● **Supplied text**
________________________________________

# House training issues at 16 weeks still.....



## newpuppy21 (Oct 13, 2011)

Our boy Gunner is 16.5 weeks now. We are still having issues with him peeing in the house. If I'm downstairs with him, he never has accidents. He goes to the sliding glass door in our dining room and looks out when he needs to go. I let him out, he does his business. I make sure to praise him and give him a treat. 

The issue is if I go upstairs and leave him alone downstairs, he will go pee in tfhe dining room, usually under the table. I always let him out right before I go upstairs and I check on him every 30 min-1 hr. During this time he usually has already had an accident. I know he can hold it that long. He holds it all night 11 pm-7am just fine and sometimes he is in his crate up to 4-5 hrs if I'm gone. He's never had an accident in his crate. I'm assuming he goes to the door and waits, then when I'm not there to let him out he just goes under the table and pees. 

Should I be crating him everytime I go upstairs still? I've been trying to give him some freedom when I am home but is he not ready? When we go to training class or the vet, sometimes we are gone a few hours and he never has an accident, he won't even go outside and pee at the vet office on a leash. He will wait till we are back home. Also if I'm not home, he refuses to go out for my husband and waits till I get home. He won't have an accident when he's there with him, just holds it for some reason.

________________________________________

● **Data excerpt**
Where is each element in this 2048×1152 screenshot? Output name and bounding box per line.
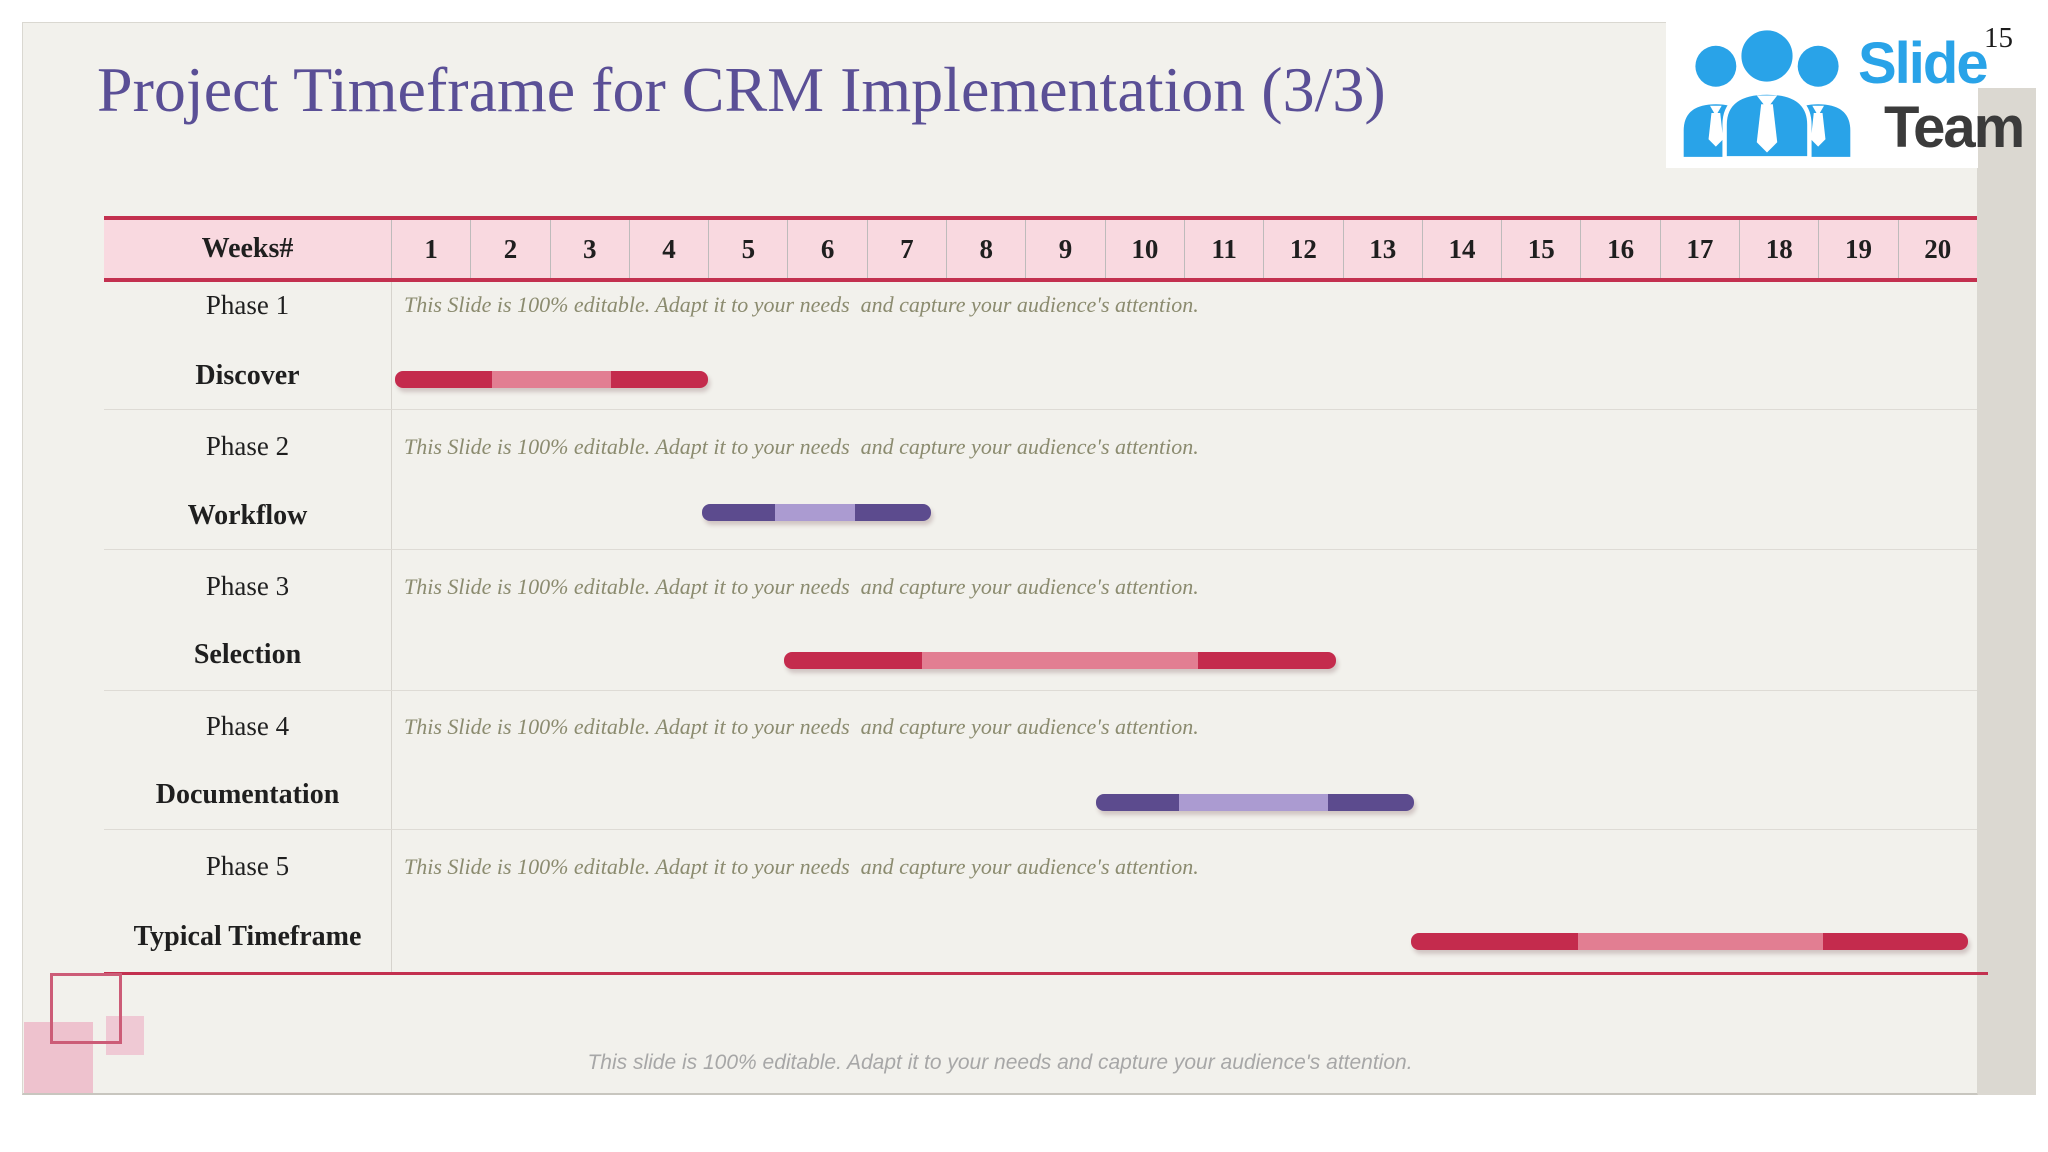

________________________________________

● **Required work**
Reproduce the whole forum post about house-training a 16-week-old puppy word for word, keeping its heading and every line unchanged.

● **Task output**
# House training issues at 16 weeks still.....



## newpuppy21 (Oct 13, 2011)

Our boy Gunner is 16.5 weeks now. We are still having issues with him peeing in the house. If I'm downstairs with him, he never has accidents. He goes to the sliding glass door in our dining room and looks out when he needs to go. I let him out, he does his business. I make sure to praise him and give him a treat. 

The issue is if I go upstairs and leave him alone downstairs, he will go pee in tfhe dining room, usually under the table. I always let him out right before I go upstairs and I check on him every 30 min-1 hr. During this time he usually has already had an accident. I know he can hold it that long. He holds it all night 11 pm-7am just fine and sometimes he is in his crate up to 4-5 hrs if I'm gone. He's never had an accident in his crate. I'm assuming he goes to the door and waits, then when I'm not there to let him out he just goes under the table and pees. 

Should I be crating him everytime I go upstairs still? I've been trying to give him some freedom when I am home but is he not ready? When we go to training class or the vet, sometimes we are gone a few hours and he never has an accident, he won't even go outside and pee at the vet office on a leash. He will wait till we are back home. Also if I'm not home, he refuses to go out for my husband and waits till I get home. He won't have an accident when he's there with him, just holds it for some reason.